• WORK INSTRUCTIONS: All of the records below need to be copied exactly.

-- start DATASET ROWS --

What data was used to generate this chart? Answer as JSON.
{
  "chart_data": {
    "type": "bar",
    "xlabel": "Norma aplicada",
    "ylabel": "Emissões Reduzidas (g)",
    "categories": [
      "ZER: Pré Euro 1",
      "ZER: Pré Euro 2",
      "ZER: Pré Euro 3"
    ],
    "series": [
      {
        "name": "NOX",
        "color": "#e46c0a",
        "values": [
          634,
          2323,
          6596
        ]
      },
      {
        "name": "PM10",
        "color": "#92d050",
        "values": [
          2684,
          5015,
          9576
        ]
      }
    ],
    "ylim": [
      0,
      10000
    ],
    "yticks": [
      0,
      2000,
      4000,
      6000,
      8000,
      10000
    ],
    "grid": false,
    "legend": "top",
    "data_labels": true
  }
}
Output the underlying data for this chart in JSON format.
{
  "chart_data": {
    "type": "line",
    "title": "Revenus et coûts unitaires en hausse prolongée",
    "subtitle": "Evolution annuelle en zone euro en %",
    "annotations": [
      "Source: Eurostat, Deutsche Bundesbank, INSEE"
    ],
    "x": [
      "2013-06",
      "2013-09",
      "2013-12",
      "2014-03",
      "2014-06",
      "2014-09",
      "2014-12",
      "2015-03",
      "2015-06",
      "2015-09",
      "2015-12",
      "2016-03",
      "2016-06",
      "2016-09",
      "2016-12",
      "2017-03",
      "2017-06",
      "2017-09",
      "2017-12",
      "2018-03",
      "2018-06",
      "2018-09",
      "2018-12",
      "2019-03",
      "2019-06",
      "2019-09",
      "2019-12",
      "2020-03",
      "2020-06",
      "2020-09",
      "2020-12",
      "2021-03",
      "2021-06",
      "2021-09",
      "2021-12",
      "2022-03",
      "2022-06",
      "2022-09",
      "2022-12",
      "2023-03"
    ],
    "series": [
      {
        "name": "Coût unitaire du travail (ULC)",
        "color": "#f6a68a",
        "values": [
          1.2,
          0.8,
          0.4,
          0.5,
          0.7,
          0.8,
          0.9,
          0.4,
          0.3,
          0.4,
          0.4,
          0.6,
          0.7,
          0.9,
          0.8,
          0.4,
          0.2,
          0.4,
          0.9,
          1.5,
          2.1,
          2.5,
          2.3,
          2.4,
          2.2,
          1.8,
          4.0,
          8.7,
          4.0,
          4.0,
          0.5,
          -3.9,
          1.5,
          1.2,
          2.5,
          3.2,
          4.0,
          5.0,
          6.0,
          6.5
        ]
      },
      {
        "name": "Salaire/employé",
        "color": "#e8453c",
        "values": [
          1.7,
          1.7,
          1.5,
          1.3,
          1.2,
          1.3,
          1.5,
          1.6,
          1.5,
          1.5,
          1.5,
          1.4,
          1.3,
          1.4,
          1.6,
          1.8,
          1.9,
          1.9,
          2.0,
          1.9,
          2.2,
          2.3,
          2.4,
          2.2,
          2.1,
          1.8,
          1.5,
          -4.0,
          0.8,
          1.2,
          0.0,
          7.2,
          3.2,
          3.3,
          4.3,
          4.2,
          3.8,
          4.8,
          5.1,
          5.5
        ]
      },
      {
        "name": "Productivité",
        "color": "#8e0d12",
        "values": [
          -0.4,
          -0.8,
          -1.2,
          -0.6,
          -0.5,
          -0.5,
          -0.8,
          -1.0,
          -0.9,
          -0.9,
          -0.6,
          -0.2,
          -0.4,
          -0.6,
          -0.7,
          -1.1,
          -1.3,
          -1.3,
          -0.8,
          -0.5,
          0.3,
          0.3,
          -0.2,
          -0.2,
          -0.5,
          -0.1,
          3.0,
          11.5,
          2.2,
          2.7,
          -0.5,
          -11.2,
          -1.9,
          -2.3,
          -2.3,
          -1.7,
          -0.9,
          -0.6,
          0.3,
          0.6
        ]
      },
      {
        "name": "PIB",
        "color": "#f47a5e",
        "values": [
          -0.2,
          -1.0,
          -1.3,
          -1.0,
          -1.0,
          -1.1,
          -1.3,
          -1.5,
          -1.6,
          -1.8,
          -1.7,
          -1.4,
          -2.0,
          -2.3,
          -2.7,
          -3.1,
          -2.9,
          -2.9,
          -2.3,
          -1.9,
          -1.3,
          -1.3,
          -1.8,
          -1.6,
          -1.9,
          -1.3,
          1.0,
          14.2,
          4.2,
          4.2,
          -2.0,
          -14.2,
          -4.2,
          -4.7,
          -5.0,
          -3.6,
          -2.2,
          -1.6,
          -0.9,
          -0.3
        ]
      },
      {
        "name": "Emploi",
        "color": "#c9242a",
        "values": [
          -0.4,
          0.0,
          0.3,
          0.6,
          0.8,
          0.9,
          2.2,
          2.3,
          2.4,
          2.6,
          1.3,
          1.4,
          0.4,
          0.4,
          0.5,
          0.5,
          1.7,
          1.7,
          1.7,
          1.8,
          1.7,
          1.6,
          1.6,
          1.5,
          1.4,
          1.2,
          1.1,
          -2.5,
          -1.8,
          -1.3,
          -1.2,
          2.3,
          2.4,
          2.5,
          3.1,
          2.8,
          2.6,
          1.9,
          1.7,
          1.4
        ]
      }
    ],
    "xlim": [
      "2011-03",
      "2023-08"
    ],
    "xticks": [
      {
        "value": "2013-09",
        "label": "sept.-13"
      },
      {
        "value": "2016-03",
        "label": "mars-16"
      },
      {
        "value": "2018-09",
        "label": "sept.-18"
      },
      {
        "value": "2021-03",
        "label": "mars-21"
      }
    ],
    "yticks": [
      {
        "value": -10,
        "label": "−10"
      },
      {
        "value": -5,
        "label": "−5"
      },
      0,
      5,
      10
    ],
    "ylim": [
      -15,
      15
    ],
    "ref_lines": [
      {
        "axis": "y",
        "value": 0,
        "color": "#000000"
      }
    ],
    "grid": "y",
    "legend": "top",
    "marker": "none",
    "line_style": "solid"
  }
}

-- end DATASET ROWS --

• RESPONSE TO THIS TASK:
What data was used to generate this chart? Answer as JSON.
{
  "chart_data": {
    "type": "bar",
    "xlabel": "Norma aplicada",
    "ylabel": "Emissões Reduzidas (g)",
    "categories": [
      "ZER: Pré Euro 1",
      "ZER: Pré Euro 2",
      "ZER: Pré Euro 3"
    ],
    "series": [
      {
        "name": "NOX",
        "color": "#e46c0a",
        "values": [
          634,
          2323,
          6596
        ]
      },
      {
        "name": "PM10",
        "color": "#92d050",
        "values": [
          2684,
          5015,
          9576
        ]
      }
    ],
    "ylim": [
      0,
      10000
    ],
    "yticks": [
      0,
      2000,
      4000,
      6000,
      8000,
      10000
    ],
    "grid": false,
    "legend": "top",
    "data_labels": true
  }
}
Output the underlying data for this chart in JSON format.
{
  "chart_data": {
    "type": "line",
    "title": "Revenus et coûts unitaires en hausse prolongée",
    "subtitle": "Evolution annuelle en zone euro en %",
    "annotations": [
      "Source: Eurostat, Deutsche Bundesbank, INSEE"
    ],
    "x": [
      "2013-06",
      "2013-09",
      "2013-12",
      "2014-03",
      "2014-06",
      "2014-09",
      "2014-12",
      "2015-03",
      "2015-06",
      "2015-09",
      "2015-12",
      "2016-03",
      "2016-06",
      "2016-09",
      "2016-12",
      "2017-03",
      "2017-06",
      "2017-09",
      "2017-12",
      "2018-03",
      "2018-06",
      "2018-09",
      "2018-12",
      "2019-03",
      "2019-06",
      "2019-09",
      "2019-12",
      "2020-03",
      "2020-06",
      "2020-09",
      "2020-12",
      "2021-03",
      "2021-06",
      "2021-09",
      "2021-12",
      "2022-03",
      "2022-06",
      "2022-09",
      "2022-12",
      "2023-03"
    ],
    "series": [
      {
        "name": "Coût unitaire du travail (ULC)",
        "color": "#f6a68a",
        "values": [
          1.2,
          0.8,
          0.4,
          0.5,
          0.7,
          0.8,
          0.9,
          0.4,
          0.3,
          0.4,
          0.4,
          0.6,
          0.7,
          0.9,
          0.8,
          0.4,
          0.2,
          0.4,
          0.9,
          1.5,
          2.1,
          2.5,
          2.3,
          2.4,
          2.2,
          1.8,
          4.0,
          8.7,
          4.0,
          4.0,
          0.5,
          -3.9,
          1.5,
          1.2,
          2.5,
          3.2,
          4.0,
          5.0,
          6.0,
          6.5
        ]
      },
      {
        "name": "Salaire/employé",
        "color": "#e8453c",
        "values": [
          1.7,
          1.7,
          1.5,
          1.3,
          1.2,
          1.3,
          1.5,
          1.6,
          1.5,
          1.5,
          1.5,
          1.4,
          1.3,
          1.4,
          1.6,
          1.8,
          1.9,
          1.9,
          2.0,
          1.9,
          2.2,
          2.3,
          2.4,
          2.2,
          2.1,
          1.8,
          1.5,
          -4.0,
          0.8,
          1.2,
          0.0,
          7.2,
          3.2,
          3.3,
          4.3,
          4.2,
          3.8,
          4.8,
          5.1,
          5.5
        ]
      },
      {
        "name": "Productivité",
        "color": "#8e0d12",
        "values": [
          -0.4,
          -0.8,
          -1.2,
          -0.6,
          -0.5,
          -0.5,
          -0.8,
          -1.0,
          -0.9,
          -0.9,
          -0.6,
          -0.2,
          -0.4,
          -0.6,
          -0.7,
          -1.1,
          -1.3,
          -1.3,
          -0.8,
          -0.5,
          0.3,
          0.3,
          -0.2,
          -0.2,
          -0.5,
          -0.1,
          3.0,
          11.5,
          2.2,
          2.7,
          -0.5,
          -11.2,
          -1.9,
          -2.3,
          -2.3,
          -1.7,
          -0.9,
          -0.6,
          0.3,
          0.6
        ]
      },
      {
        "name": "PIB",
        "color": "#f47a5e",
        "values": [
          -0.2,
          -1.0,
          -1.3,
          -1.0,
          -1.0,
          -1.1,
          -1.3,
          -1.5,
          -1.6,
          -1.8,
          -1.7,
          -1.4,
          -2.0,
          -2.3,
          -2.7,
          -3.1,
          -2.9,
          -2.9,
          -2.3,
          -1.9,
          -1.3,
          -1.3,
          -1.8,
          -1.6,
          -1.9,
          -1.3,
          1.0,
          14.2,
          4.2,
          4.2,
          -2.0,
          -14.2,
          -4.2,
          -4.7,
          -5.0,
          -3.6,
          -2.2,
          -1.6,
          -0.9,
          -0.3
        ]
      },
      {
        "name": "Emploi",
        "color": "#c9242a",
        "values": [
          -0.4,
          0.0,
          0.3,
          0.6,
          0.8,
          0.9,
          2.2,
          2.3,
          2.4,
          2.6,
          1.3,
          1.4,
          0.4,
          0.4,
          0.5,
          0.5,
          1.7,
          1.7,
          1.7,
          1.8,
          1.7,
          1.6,
          1.6,
          1.5,
          1.4,
          1.2,
          1.1,
          -2.5,
          -1.8,
          -1.3,
          -1.2,
          2.3,
          2.4,
          2.5,
          3.1,
          2.8,
          2.6,
          1.9,
          1.7,
          1.4
        ]
      }
    ],
    "xlim": [
      "2011-03",
      "2023-08"
    ],
    "xticks": [
      {
        "value": "2013-09",
        "label": "sept.-13"
      },
      {
        "value": "2016-03",
        "label": "mars-16"
      },
      {
        "value": "2018-09",
        "label": "sept.-18"
      },
      {
        "value": "2021-03",
        "label": "mars-21"
      }
    ],
    "yticks": [
      {
        "value": -10,
        "label": "−10"
      },
      {
        "value": -5,
        "label": "−5"
      },
      0,
      5,
      10
    ],
    "ylim": [
      -15,
      15
    ],
    "ref_lines": [
      {
        "axis": "y",
        "value": 0,
        "color": "#000000"
      }
    ],
    "grid": "y",
    "legend": "top",
    "marker": "none",
    "line_style": "solid"
  }
}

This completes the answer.